### Task prompt
Copy each line of the listing below exactly.

** START OF Data shown **

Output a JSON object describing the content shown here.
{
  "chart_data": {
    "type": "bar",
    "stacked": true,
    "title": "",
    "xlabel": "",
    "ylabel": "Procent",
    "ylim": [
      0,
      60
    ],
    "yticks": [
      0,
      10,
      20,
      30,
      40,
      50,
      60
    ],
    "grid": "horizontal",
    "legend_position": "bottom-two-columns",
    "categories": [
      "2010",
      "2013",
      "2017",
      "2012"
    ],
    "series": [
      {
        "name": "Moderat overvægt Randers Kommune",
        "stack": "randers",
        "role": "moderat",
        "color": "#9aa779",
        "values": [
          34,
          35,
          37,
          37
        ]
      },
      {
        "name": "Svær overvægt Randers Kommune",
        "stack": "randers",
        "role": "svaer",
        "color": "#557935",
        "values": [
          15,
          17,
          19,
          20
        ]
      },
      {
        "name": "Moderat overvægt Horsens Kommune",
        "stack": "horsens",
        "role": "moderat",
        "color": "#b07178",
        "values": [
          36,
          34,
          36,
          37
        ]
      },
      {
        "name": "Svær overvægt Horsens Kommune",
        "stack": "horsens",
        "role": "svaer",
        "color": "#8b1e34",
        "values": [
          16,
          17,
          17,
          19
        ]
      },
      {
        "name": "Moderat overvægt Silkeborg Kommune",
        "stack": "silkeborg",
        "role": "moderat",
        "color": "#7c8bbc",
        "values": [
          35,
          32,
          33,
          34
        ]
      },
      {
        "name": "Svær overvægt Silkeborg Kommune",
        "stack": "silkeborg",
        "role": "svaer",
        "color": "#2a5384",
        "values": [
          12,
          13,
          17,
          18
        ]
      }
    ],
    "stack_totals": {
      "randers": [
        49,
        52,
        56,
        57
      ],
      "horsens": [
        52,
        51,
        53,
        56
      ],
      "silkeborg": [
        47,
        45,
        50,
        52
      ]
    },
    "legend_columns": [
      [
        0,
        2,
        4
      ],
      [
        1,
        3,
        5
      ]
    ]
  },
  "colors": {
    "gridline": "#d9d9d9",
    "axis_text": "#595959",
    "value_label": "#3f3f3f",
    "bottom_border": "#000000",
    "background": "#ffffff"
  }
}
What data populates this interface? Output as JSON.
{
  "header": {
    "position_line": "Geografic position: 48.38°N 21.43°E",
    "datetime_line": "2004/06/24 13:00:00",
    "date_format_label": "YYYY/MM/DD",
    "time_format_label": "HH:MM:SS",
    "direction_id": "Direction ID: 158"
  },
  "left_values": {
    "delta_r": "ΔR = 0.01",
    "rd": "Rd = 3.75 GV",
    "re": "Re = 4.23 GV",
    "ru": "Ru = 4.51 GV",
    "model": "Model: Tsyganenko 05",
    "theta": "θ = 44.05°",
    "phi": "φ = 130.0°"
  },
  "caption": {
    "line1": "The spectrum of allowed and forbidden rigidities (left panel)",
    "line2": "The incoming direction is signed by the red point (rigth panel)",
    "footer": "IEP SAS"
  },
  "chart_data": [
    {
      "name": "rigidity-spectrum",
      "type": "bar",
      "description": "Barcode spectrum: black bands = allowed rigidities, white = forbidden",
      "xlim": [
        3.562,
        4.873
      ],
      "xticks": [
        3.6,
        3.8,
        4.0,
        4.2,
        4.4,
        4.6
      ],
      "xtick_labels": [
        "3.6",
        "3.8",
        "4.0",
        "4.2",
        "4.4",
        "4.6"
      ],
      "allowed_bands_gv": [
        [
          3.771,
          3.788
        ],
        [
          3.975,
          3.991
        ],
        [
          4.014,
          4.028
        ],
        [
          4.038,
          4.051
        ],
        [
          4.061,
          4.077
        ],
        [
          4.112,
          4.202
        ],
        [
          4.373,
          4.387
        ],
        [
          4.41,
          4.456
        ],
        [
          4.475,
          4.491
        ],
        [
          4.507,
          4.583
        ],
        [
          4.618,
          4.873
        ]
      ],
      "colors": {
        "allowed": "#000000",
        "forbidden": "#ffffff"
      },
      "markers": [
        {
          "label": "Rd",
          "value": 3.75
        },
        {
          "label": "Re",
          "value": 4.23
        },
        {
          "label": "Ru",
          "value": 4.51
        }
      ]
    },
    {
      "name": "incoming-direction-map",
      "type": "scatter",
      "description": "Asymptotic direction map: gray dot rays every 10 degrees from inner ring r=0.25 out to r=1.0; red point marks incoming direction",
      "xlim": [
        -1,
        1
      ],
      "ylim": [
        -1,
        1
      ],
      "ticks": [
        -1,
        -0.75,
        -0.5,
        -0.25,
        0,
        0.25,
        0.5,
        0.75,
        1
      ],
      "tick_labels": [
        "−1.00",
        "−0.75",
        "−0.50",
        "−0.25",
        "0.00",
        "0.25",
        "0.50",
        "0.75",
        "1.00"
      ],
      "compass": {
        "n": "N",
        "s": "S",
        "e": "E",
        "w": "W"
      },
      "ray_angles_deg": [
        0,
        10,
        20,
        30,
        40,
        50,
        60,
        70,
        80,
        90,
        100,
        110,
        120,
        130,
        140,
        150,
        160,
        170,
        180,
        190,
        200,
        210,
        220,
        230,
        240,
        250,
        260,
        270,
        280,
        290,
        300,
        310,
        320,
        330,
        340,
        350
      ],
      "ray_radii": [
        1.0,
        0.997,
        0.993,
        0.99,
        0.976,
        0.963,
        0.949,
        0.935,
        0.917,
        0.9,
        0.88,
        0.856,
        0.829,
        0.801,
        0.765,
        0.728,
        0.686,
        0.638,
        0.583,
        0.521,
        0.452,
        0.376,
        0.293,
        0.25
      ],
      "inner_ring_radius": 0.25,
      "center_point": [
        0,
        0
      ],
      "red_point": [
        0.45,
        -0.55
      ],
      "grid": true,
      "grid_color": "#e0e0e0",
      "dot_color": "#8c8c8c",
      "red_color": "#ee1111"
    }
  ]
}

** END OF Data shown **

### Reply
Output a JSON object describing the content shown here.
{
  "chart_data": {
    "type": "bar",
    "stacked": true,
    "title": "",
    "xlabel": "",
    "ylabel": "Procent",
    "ylim": [
      0,
      60
    ],
    "yticks": [
      0,
      10,
      20,
      30,
      40,
      50,
      60
    ],
    "grid": "horizontal",
    "legend_position": "bottom-two-columns",
    "categories": [
      "2010",
      "2013",
      "2017",
      "2012"
    ],
    "series": [
      {
        "name": "Moderat overvægt Randers Kommune",
        "stack": "randers",
        "role": "moderat",
        "color": "#9aa779",
        "values": [
          34,
          35,
          37,
          37
        ]
      },
      {
        "name": "Svær overvægt Randers Kommune",
        "stack": "randers",
        "role": "svaer",
        "color": "#557935",
        "values": [
          15,
          17,
          19,
          20
        ]
      },
      {
        "name": "Moderat overvægt Horsens Kommune",
        "stack": "horsens",
        "role": "moderat",
        "color": "#b07178",
        "values": [
          36,
          34,
          36,
          37
        ]
      },
      {
        "name": "Svær overvægt Horsens Kommune",
        "stack": "horsens",
        "role": "svaer",
        "color": "#8b1e34",
        "values": [
          16,
          17,
          17,
          19
        ]
      },
      {
        "name": "Moderat overvægt Silkeborg Kommune",
        "stack": "silkeborg",
        "role": "moderat",
        "color": "#7c8bbc",
        "values": [
          35,
          32,
          33,
          34
        ]
      },
      {
        "name": "Svær overvægt Silkeborg Kommune",
        "stack": "silkeborg",
        "role": "svaer",
        "color": "#2a5384",
        "values": [
          12,
          13,
          17,
          18
        ]
      }
    ],
    "stack_totals": {
      "randers": [
        49,
        52,
        56,
        57
      ],
      "horsens": [
        52,
        51,
        53,
        56
      ],
      "silkeborg": [
        47,
        45,
        50,
        52
      ]
    },
    "legend_columns": [
      [
        0,
        2,
        4
      ],
      [
        1,
        3,
        5
      ]
    ]
  },
  "colors": {
    "gridline": "#d9d9d9",
    "axis_text": "#595959",
    "value_label": "#3f3f3f",
    "bottom_border": "#000000",
    "background": "#ffffff"
  }
}
What data populates this interface? Output as JSON.
{
  "header": {
    "position_line": "Geografic position: 48.38°N 21.43°E",
    "datetime_line": "2004/06/24 13:00:00",
    "date_format_label": "YYYY/MM/DD",
    "time_format_label": "HH:MM:SS",
    "direction_id": "Direction ID: 158"
  },
  "left_values": {
    "delta_r": "ΔR = 0.01",
    "rd": "Rd = 3.75 GV",
    "re": "Re = 4.23 GV",
    "ru": "Ru = 4.51 GV",
    "model": "Model: Tsyganenko 05",
    "theta": "θ = 44.05°",
    "phi": "φ = 130.0°"
  },
  "caption": {
    "line1": "The spectrum of allowed and forbidden rigidities (left panel)",
    "line2": "The incoming direction is signed by the red point (rigth panel)",
    "footer": "IEP SAS"
  },
  "chart_data": [
    {
      "name": "rigidity-spectrum",
      "type": "bar",
      "description": "Barcode spectrum: black bands = allowed rigidities, white = forbidden",
      "xlim": [
        3.562,
        4.873
      ],
      "xticks": [
        3.6,
        3.8,
        4.0,
        4.2,
        4.4,
        4.6
      ],
      "xtick_labels": [
        "3.6",
        "3.8",
        "4.0",
        "4.2",
        "4.4",
        "4.6"
      ],
      "allowed_bands_gv": [
        [
          3.771,
          3.788
        ],
        [
          3.975,
          3.991
        ],
        [
          4.014,
          4.028
        ],
        [
          4.038,
          4.051
        ],
        [
          4.061,
          4.077
        ],
        [
          4.112,
          4.202
        ],
        [
          4.373,
          4.387
        ],
        [
          4.41,
          4.456
        ],
        [
          4.475,
          4.491
        ],
        [
          4.507,
          4.583
        ],
        [
          4.618,
          4.873
        ]
      ],
      "colors": {
        "allowed": "#000000",
        "forbidden": "#ffffff"
      },
      "markers": [
        {
          "label": "Rd",
          "value": 3.75
        },
        {
          "label": "Re",
          "value": 4.23
        },
        {
          "label": "Ru",
          "value": 4.51
        }
      ]
    },
    {
      "name": "incoming-direction-map",
      "type": "scatter",
      "description": "Asymptotic direction map: gray dot rays every 10 degrees from inner ring r=0.25 out to r=1.0; red point marks incoming direction",
      "xlim": [
        -1,
        1
      ],
      "ylim": [
        -1,
        1
      ],
      "ticks": [
        -1,
        -0.75,
        -0.5,
        -0.25,
        0,
        0.25,
        0.5,
        0.75,
        1
      ],
      "tick_labels": [
        "−1.00",
        "−0.75",
        "−0.50",
        "−0.25",
        "0.00",
        "0.25",
        "0.50",
        "0.75",
        "1.00"
      ],
      "compass": {
        "n": "N",
        "s": "S",
        "e": "E",
        "w": "W"
      },
      "ray_angles_deg": [
        0,
        10,
        20,
        30,
        40,
        50,
        60,
        70,
        80,
        90,
        100,
        110,
        120,
        130,
        140,
        150,
        160,
        170,
        180,
        190,
        200,
        210,
        220,
        230,
        240,
        250,
        260,
        270,
        280,
        290,
        300,
        310,
        320,
        330,
        340,
        350
      ],
      "ray_radii": [
        1.0,
        0.997,
        0.993,
        0.99,
        0.976,
        0.963,
        0.949,
        0.935,
        0.917,
        0.9,
        0.88,
        0.856,
        0.829,
        0.801,
        0.765,
        0.728,
        0.686,
        0.638,
        0.583,
        0.521,
        0.452,
        0.376,
        0.293,
        0.25
      ],
      "inner_ring_radius": 0.25,
      "center_point": [
        0,
        0
      ],
      "red_point": [
        0.45,
        -0.55
      ],
      "grid": true,
      "grid_color": "#e0e0e0",
      "dot_color": "#8c8c8c",
      "red_color": "#ee1111"
    }
  ]
}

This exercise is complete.